Figure data in JSON:
* start *

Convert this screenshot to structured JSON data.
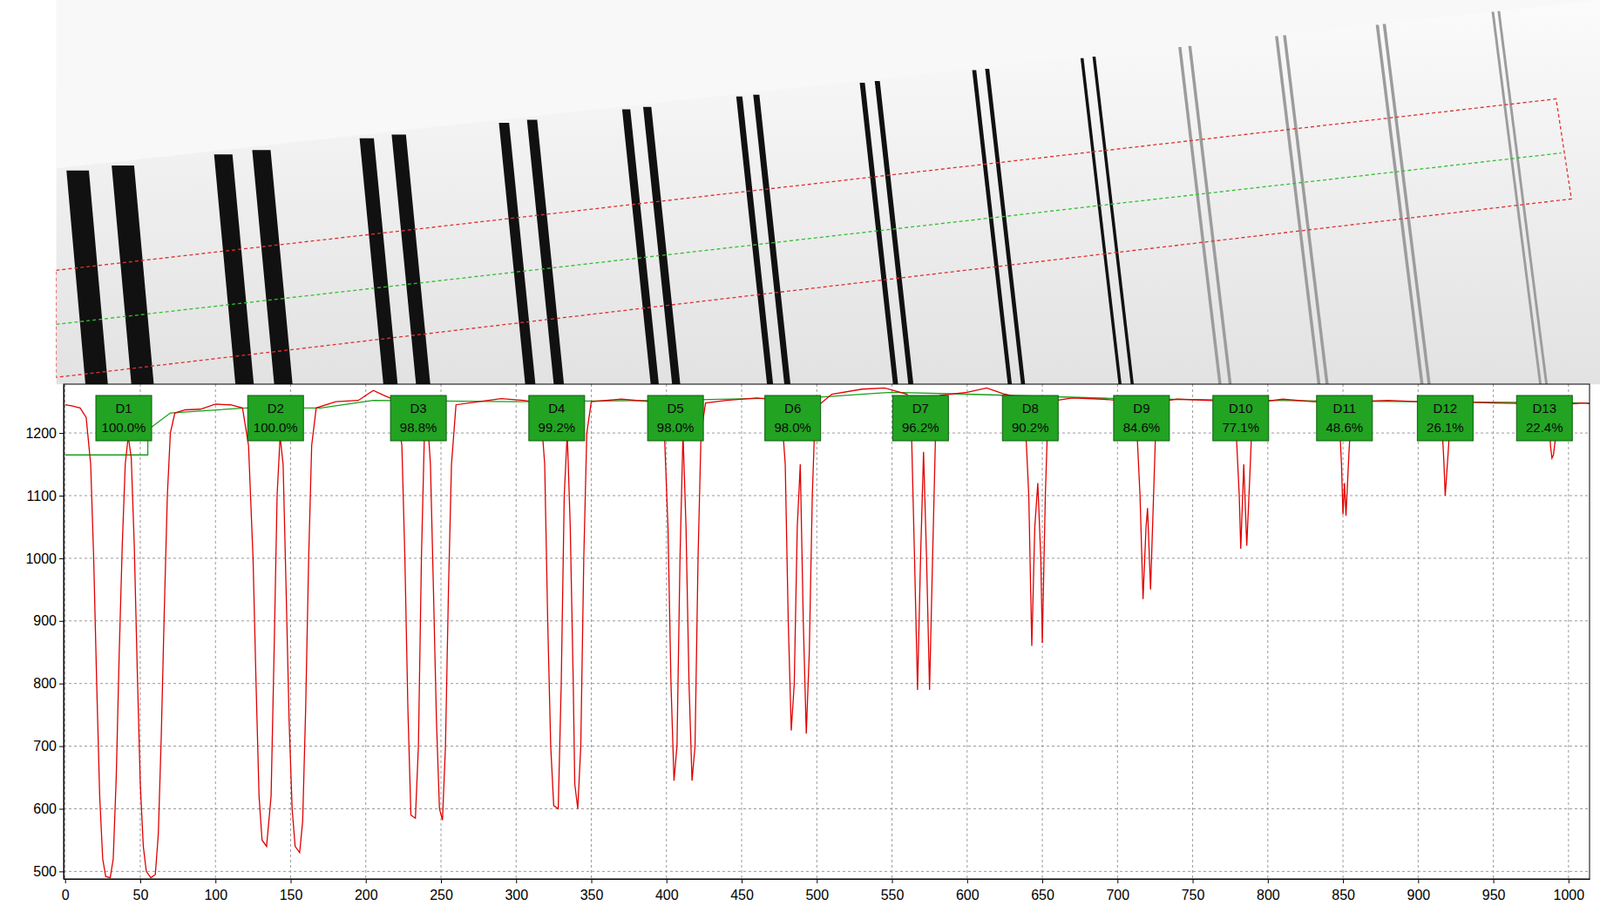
{
  "chart_data": {
    "type": "line",
    "xlim": [
      -1,
      1014
    ],
    "ylim": [
      488,
      1278
    ],
    "xticks": [
      0,
      50,
      100,
      150,
      200,
      250,
      300,
      350,
      400,
      450,
      500,
      550,
      600,
      650,
      700,
      750,
      800,
      850,
      900,
      950,
      1000
    ],
    "yticks": [
      500,
      600,
      700,
      800,
      900,
      1000,
      1100,
      1200
    ],
    "grid": true,
    "series": [
      {
        "color": "#e00000",
        "line_style": "solid",
        "x": [
          0,
          5,
          10,
          14,
          17,
          19,
          21,
          23,
          25,
          27,
          30,
          32,
          34,
          36,
          38,
          40,
          42,
          44,
          46,
          48,
          50,
          52,
          54,
          57,
          60,
          62,
          64,
          66,
          68,
          70,
          73,
          80,
          90,
          100,
          110,
          118,
          122,
          125,
          127,
          129,
          131,
          134,
          137,
          139,
          141,
          143,
          145,
          147,
          149,
          151,
          153,
          156,
          158,
          160,
          162,
          164,
          167,
          180,
          195,
          205,
          212,
          220,
          224,
          226,
          228,
          230,
          233,
          235,
          237,
          239,
          241,
          243,
          245,
          247,
          249,
          251,
          253,
          255,
          257,
          260,
          275,
          290,
          305,
          316,
          319,
          321,
          323,
          325,
          328,
          330,
          332,
          334,
          336,
          338,
          339,
          341,
          343,
          345,
          347,
          350,
          370,
          390,
          398,
          401,
          403,
          405,
          407,
          409,
          411,
          413,
          415,
          417,
          419,
          421,
          423,
          426,
          440,
          460,
          476,
          479,
          481,
          483,
          485,
          487,
          489,
          491,
          493,
          495,
          497,
          499,
          510,
          530,
          545,
          560,
          563,
          565,
          567,
          569,
          571,
          573,
          575,
          577,
          579,
          582,
          600,
          613,
          625,
          638,
          641,
          643,
          645,
          647,
          649,
          650,
          652,
          654,
          670,
          690,
          712,
          715,
          717,
          719,
          720,
          722,
          724,
          726,
          740,
          760,
          778,
          781,
          782,
          784,
          786,
          788,
          790,
          810,
          830,
          847,
          849,
          850,
          851,
          852,
          854,
          856,
          880,
          900,
          915,
          917,
          918,
          920,
          922,
          950,
          975,
          987,
          988,
          989,
          990,
          991,
          993,
          1010,
          1014
        ],
        "values": [
          1245,
          1243,
          1240,
          1225,
          1150,
          1000,
          800,
          620,
          520,
          492,
          490,
          520,
          650,
          850,
          1020,
          1150,
          1195,
          1160,
          1020,
          820,
          640,
          540,
          500,
          490,
          495,
          560,
          720,
          920,
          1100,
          1200,
          1232,
          1237,
          1238,
          1246,
          1245,
          1240,
          1180,
          1000,
          800,
          620,
          550,
          540,
          620,
          850,
          1100,
          1195,
          1150,
          950,
          740,
          600,
          540,
          530,
          580,
          760,
          1000,
          1180,
          1240,
          1250,
          1252,
          1268,
          1260,
          1252,
          1180,
          1000,
          760,
          590,
          585,
          700,
          1000,
          1200,
          1225,
          1150,
          950,
          740,
          600,
          582,
          700,
          950,
          1150,
          1245,
          1250,
          1255,
          1252,
          1248,
          1150,
          900,
          700,
          605,
          600,
          800,
          1100,
          1200,
          1050,
          800,
          640,
          600,
          700,
          1000,
          1200,
          1250,
          1254,
          1250,
          1240,
          1050,
          800,
          645,
          700,
          1000,
          1200,
          1050,
          800,
          645,
          700,
          1000,
          1200,
          1248,
          1252,
          1256,
          1252,
          1150,
          900,
          725,
          800,
          1050,
          1150,
          900,
          720,
          850,
          1100,
          1240,
          1262,
          1270,
          1272,
          1262,
          1200,
          1000,
          790,
          1000,
          1170,
          1000,
          790,
          1000,
          1200,
          1260,
          1265,
          1272,
          1262,
          1255,
          1100,
          860,
          1050,
          1120,
          1000,
          865,
          1100,
          1250,
          1256,
          1254,
          1250,
          1100,
          935,
          1050,
          1080,
          950,
          1100,
          1250,
          1254,
          1252,
          1250,
          1100,
          1015,
          1150,
          1020,
          1130,
          1248,
          1254,
          1250,
          1250,
          1150,
          1070,
          1120,
          1068,
          1170,
          1250,
          1252,
          1250,
          1250,
          1160,
          1100,
          1170,
          1250,
          1248,
          1247,
          1245,
          1180,
          1160,
          1165,
          1185,
          1245,
          1248,
          1247
        ]
      },
      {
        "color": "#18a018",
        "line_style": "solid",
        "x": [
          0,
          55,
          55,
          70,
          120,
          170,
          205,
          300,
          400,
          500,
          550,
          600,
          700,
          800,
          900,
          1014
        ],
        "values": [
          1165,
          1165,
          1205,
          1232,
          1240,
          1240,
          1252,
          1250,
          1252,
          1257,
          1265,
          1262,
          1255,
          1252,
          1250,
          1248
        ]
      }
    ],
    "annotations": [
      {
        "x": 39,
        "text": "D1",
        "label": "100.0%"
      },
      {
        "x": 140,
        "text": "D2",
        "label": "100.0%"
      },
      {
        "x": 235,
        "text": "D3",
        "label": "98.8%"
      },
      {
        "x": 327,
        "text": "D4",
        "label": "99.2%"
      },
      {
        "x": 406,
        "text": "D5",
        "label": "98.0%"
      },
      {
        "x": 484,
        "text": "D6",
        "label": "98.0%"
      },
      {
        "x": 569,
        "text": "D7",
        "label": "96.2%"
      },
      {
        "x": 642,
        "text": "D8",
        "label": "90.2%"
      },
      {
        "x": 716,
        "text": "D9",
        "label": "84.6%"
      },
      {
        "x": 782,
        "text": "D10",
        "label": "77.1%"
      },
      {
        "x": 851,
        "text": "D11",
        "label": "48.6%"
      },
      {
        "x": 918,
        "text": "D12",
        "label": "26.1%"
      },
      {
        "x": 984,
        "text": "D13",
        "label": "22.4%"
      }
    ]
  }
}
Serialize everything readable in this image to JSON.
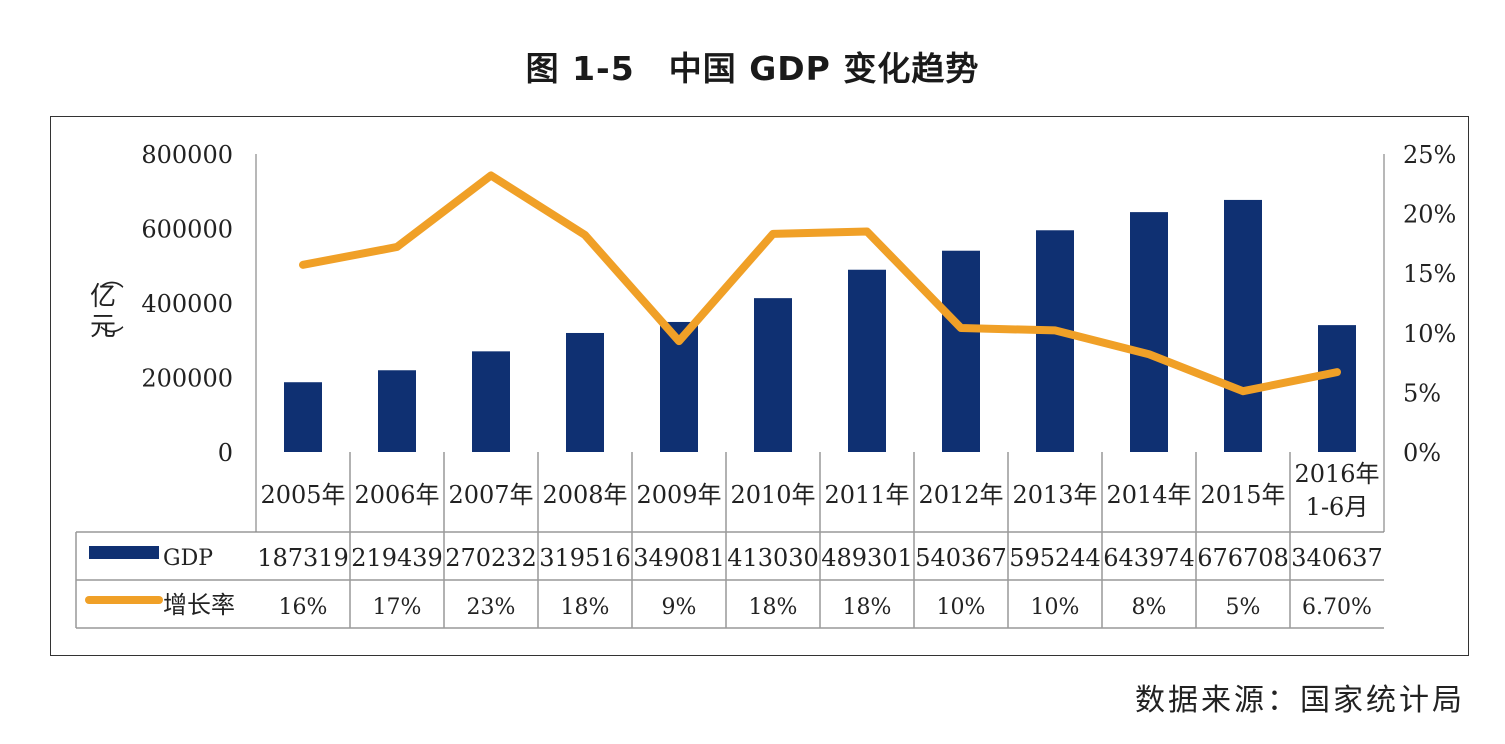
{
  "title": "图 1-5　中国 GDP 变化趋势",
  "source": "数据来源：国家统计局",
  "chart_data": {
    "type": "bar",
    "title": "图 1-5　中国 GDP 变化趋势",
    "xlabel": "",
    "ylabel": "（亿元）",
    "ylim": [
      0,
      800000
    ],
    "y2lim": [
      0,
      25
    ],
    "y_ticks": [
      "0",
      "200000",
      "400000",
      "600000",
      "800000"
    ],
    "y2_ticks": [
      "0%",
      "5%",
      "10%",
      "15%",
      "20%",
      "25%"
    ],
    "categories": [
      [
        "2005年"
      ],
      [
        "2006年"
      ],
      [
        "2007年"
      ],
      [
        "2008年"
      ],
      [
        "2009年"
      ],
      [
        "2010年"
      ],
      [
        "2011年"
      ],
      [
        "2012年"
      ],
      [
        "2013年"
      ],
      [
        "2014年"
      ],
      [
        "2015年"
      ],
      [
        "2016年",
        "1-6月"
      ]
    ],
    "series": [
      {
        "name": "GDP",
        "type": "bar",
        "axis": "left",
        "color": "#0f3072",
        "values": [
          187319,
          219439,
          270232,
          319516,
          349081,
          413030,
          489301,
          540367,
          595244,
          643974,
          676708,
          340637
        ],
        "labels": [
          "187319",
          "219439",
          "270232",
          "319516",
          "349081",
          "413030",
          "489301",
          "540367",
          "595244",
          "643974",
          "676708",
          "340637"
        ]
      },
      {
        "name": "增长率",
        "type": "line",
        "axis": "right",
        "color": "#f0a027",
        "values": [
          15.7,
          17.2,
          23.2,
          18.2,
          9.3,
          18.3,
          18.5,
          10.4,
          10.2,
          8.2,
          5.1,
          6.7
        ],
        "labels": [
          "16%",
          "17%",
          "23%",
          "18%",
          "9%",
          "18%",
          "18%",
          "10%",
          "10%",
          "8%",
          "5%",
          "6.70%"
        ]
      }
    ]
  }
}
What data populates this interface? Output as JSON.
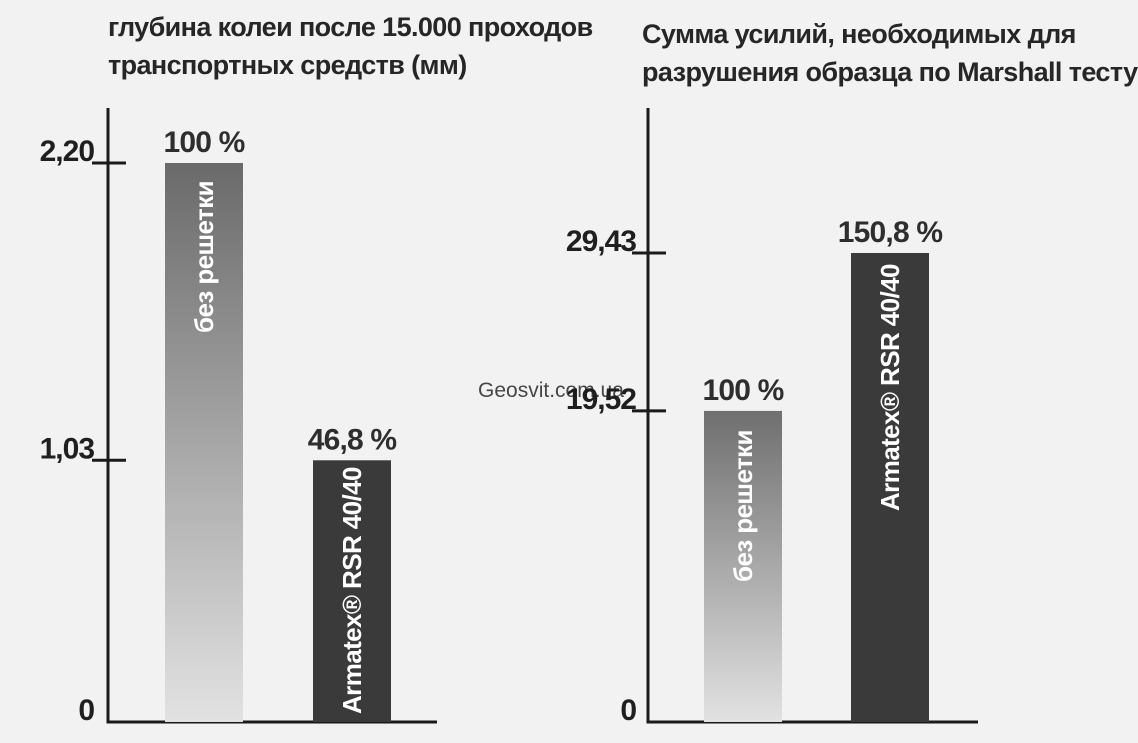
{
  "chart_data": [
    {
      "type": "bar",
      "title": "глубина колеи после 15.000 проходов\nтранспортных средств (мм)",
      "ylim": [
        0,
        2.2
      ],
      "yticks": [
        {
          "value": 0,
          "label": "0"
        },
        {
          "value": 1.03,
          "label": "1,03"
        },
        {
          "value": 2.2,
          "label": "2,20"
        }
      ],
      "categories": [
        "без решетки",
        "Armatex® RSR 40/40"
      ],
      "values": [
        2.2,
        1.03
      ],
      "data_labels": [
        "100 %",
        "46,8 %"
      ],
      "bar_colors": [
        "gradient",
        "#3a3a3a"
      ],
      "grid": false
    },
    {
      "type": "bar",
      "title": "Сумма усилий, необходимых для\nразрушения образца по Marshall тесту",
      "ylim": [
        0,
        29.43
      ],
      "yticks": [
        {
          "value": 0,
          "label": "0"
        },
        {
          "value": 19.52,
          "label": "19,52"
        },
        {
          "value": 29.43,
          "label": "29,43"
        }
      ],
      "categories": [
        "без решетки",
        "Armatex® RSR 40/40"
      ],
      "values": [
        19.52,
        29.43
      ],
      "data_labels": [
        "100 %",
        "150,8 %"
      ],
      "bar_colors": [
        "gradient",
        "#3a3a3a"
      ],
      "grid": false
    }
  ],
  "watermark": "Geosvit.com.ua"
}
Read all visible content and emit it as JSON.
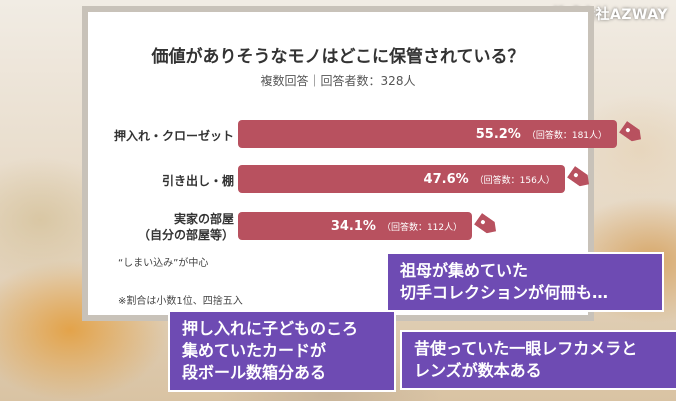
{
  "watermark": "株式会社AZWAY",
  "chart_data": {
    "type": "bar",
    "title": "価値がありそうなモノはどこに保管されている？",
    "subtitle": "複数回答｜回答者数：328人",
    "categories": [
      "押入れ・クローゼット",
      "引き出し・棚",
      "実家の部屋\n（自分の部屋等）"
    ],
    "values": [
      55.2,
      47.6,
      34.1
    ],
    "value_labels": [
      "55.2%",
      "47.6%",
      "34.1%"
    ],
    "count_labels": [
      "（回答数：181人）",
      "（回答数：156人）",
      "（回答数：112人）"
    ],
    "color": "#b8515f",
    "orientation": "horizontal",
    "xlim": [
      0,
      60
    ]
  },
  "notes": {
    "category_note": "“しまい込み”が中心",
    "rounding_note": "※割合は小数1位、四捨五入"
  },
  "bubbles": [
    "祖母が集めていた\n切手コレクションが何冊も…",
    "押し入れに子どものころ\n集めていたカードが\n段ボール数箱分ある",
    "昔使っていた一眼レフカメラと\nレンズが数本ある"
  ],
  "bubble_color": "#6e4bb3"
}
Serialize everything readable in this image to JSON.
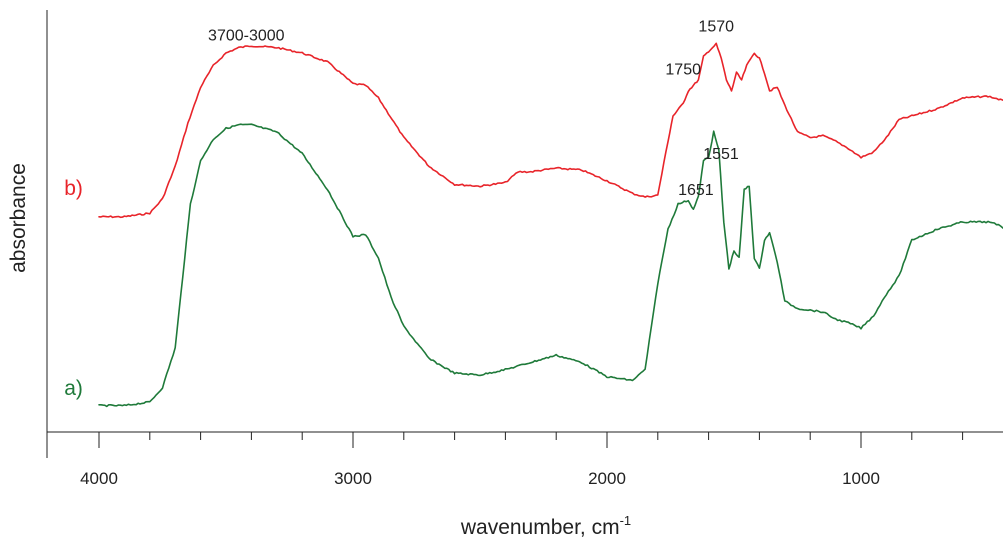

* end *

Job: Starting at the line that contains "Read all visible content and emit it as JSON.", extract each line through the last line of the material exactly as written, and include no pictures.

The answer:
Read all visible content and emit it as JSON.
{
  "watermark": "株式会社AZWAY",
  "chart_data": {
    "type": "bar",
    "title": "価値がありそうなモノはどこに保管されている？",
    "subtitle": "複数回答｜回答者数：328人",
    "categories": [
      "押入れ・クローゼット",
      "引き出し・棚",
      "実家の部屋\n（自分の部屋等）"
    ],
    "values": [
      55.2,
      47.6,
      34.1
    ],
    "value_labels": [
      "55.2%",
      "47.6%",
      "34.1%"
    ],
    "count_labels": [
      "（回答数：181人）",
      "（回答数：156人）",
      "（回答数：112人）"
    ],
    "color": "#b8515f",
    "orientation": "horizontal",
    "xlim": [
      0,
      60
    ]
  },
  "notes": {
    "category_note": "“しまい込み”が中心",
    "rounding_note": "※割合は小数1位、四捨五入"
  },
  "bubbles": [
    "祖母が集めていた\n切手コレクションが何冊も…",
    "押し入れに子どものころ\n集めていたカードが\n段ボール数箱分ある",
    "昔使っていた一眼レフカメラと\nレンズが数本ある"
  ],
  "bubble_color": "#6e4bb3"
}
Serialize everything readable in this image to JSON.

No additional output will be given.